#### Input rows

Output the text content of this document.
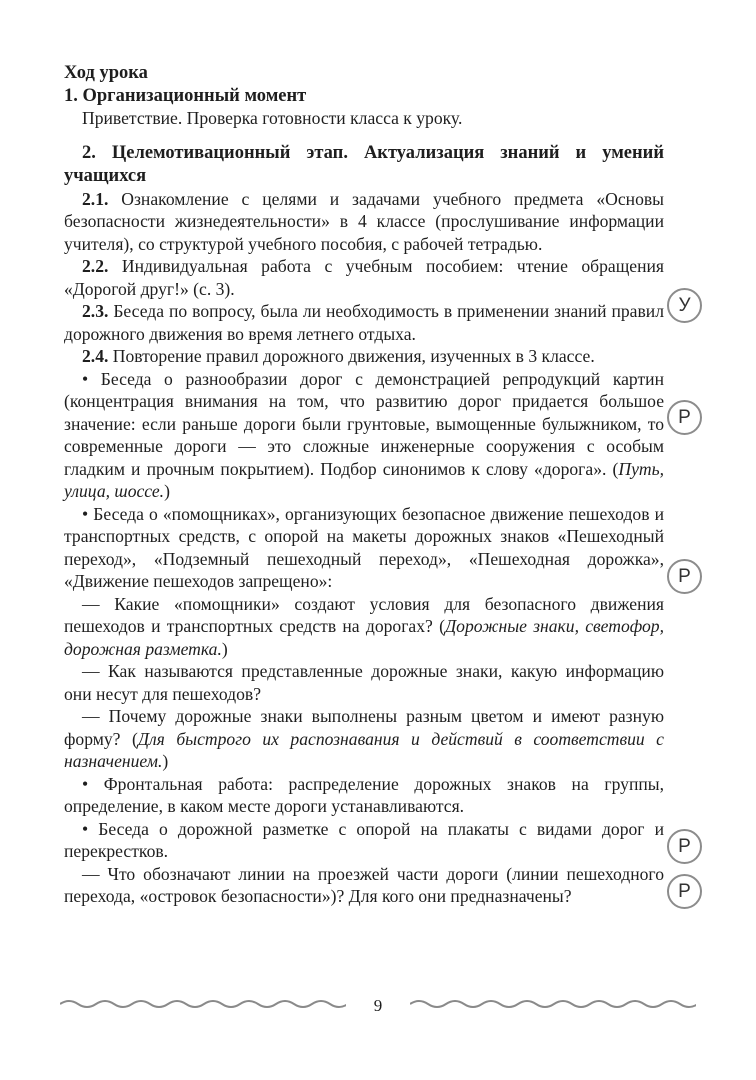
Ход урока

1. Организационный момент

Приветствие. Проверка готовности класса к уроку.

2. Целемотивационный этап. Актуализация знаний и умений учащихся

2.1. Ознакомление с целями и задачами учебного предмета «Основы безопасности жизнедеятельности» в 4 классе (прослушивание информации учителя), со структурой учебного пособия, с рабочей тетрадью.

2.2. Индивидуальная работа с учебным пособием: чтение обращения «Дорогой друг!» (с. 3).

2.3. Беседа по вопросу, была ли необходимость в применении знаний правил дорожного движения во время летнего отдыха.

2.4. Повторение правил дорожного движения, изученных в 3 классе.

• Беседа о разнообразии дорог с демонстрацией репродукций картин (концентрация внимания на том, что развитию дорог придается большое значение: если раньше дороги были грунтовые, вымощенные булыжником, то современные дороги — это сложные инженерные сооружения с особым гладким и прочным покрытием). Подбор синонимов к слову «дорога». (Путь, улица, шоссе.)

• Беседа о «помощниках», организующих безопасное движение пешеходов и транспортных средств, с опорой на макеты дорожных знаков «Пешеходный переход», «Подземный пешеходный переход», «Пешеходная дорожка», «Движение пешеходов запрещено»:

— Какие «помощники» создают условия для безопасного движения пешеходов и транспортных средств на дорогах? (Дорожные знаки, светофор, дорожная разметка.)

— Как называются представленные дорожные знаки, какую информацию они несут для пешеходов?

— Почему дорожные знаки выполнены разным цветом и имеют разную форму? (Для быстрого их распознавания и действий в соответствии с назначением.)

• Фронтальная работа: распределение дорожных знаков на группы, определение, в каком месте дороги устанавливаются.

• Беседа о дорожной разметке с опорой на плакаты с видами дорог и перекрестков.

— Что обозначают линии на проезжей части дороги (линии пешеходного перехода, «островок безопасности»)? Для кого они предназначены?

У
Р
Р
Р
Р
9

########

> _Instructions to follow_: Skip the pictures, then retype every line above exactly.

> _Solution below_:
Output the text content of this document.
Ход урока

1. Организационный момент

Приветствие. Проверка готовности класса к уроку.

2. Целемотивационный этап. Актуализация знаний и умений учащихся

2.1. Ознакомление с целями и задачами учебного предмета «Основы безопасности жизнедеятельности» в 4 классе (прослушивание информации учителя), со структурой учебного пособия, с рабочей тетрадью.

2.2. Индивидуальная работа с учебным пособием: чтение обращения «Дорогой друг!» (с. 3).

2.3. Беседа по вопросу, была ли необходимость в применении знаний правил дорожного движения во время летнего отдыха.

2.4. Повторение правил дорожного движения, изученных в 3 классе.

• Беседа о разнообразии дорог с демонстрацией репродукций картин (концентрация внимания на том, что развитию дорог придается большое значение: если раньше дороги были грунтовые, вымощенные булыжником, то современные дороги — это сложные инженерные сооружения с особым гладким и прочным покрытием). Подбор синонимов к слову «дорога». (Путь, улица, шоссе.)

• Беседа о «помощниках», организующих безопасное движение пешеходов и транспортных средств, с опорой на макеты дорожных знаков «Пешеходный переход», «Подземный пешеходный переход», «Пешеходная дорожка», «Движение пешеходов запрещено»:

— Какие «помощники» создают условия для безопасного движения пешеходов и транспортных средств на дорогах? (Дорожные знаки, светофор, дорожная разметка.)

— Как называются представленные дорожные знаки, какую информацию они несут для пешеходов?

— Почему дорожные знаки выполнены разным цветом и имеют разную форму? (Для быстрого их распознавания и действий в соответствии с назначением.)

• Фронтальная работа: распределение дорожных знаков на группы, определение, в каком месте дороги устанавливаются.

• Беседа о дорожной разметке с опорой на плакаты с видами дорог и перекрестков.

— Что обозначают линии на проезжей части дороги (линии пешеходного перехода, «островок безопасности»)? Для кого они предназначены?

У
Р
Р
Р
Р
9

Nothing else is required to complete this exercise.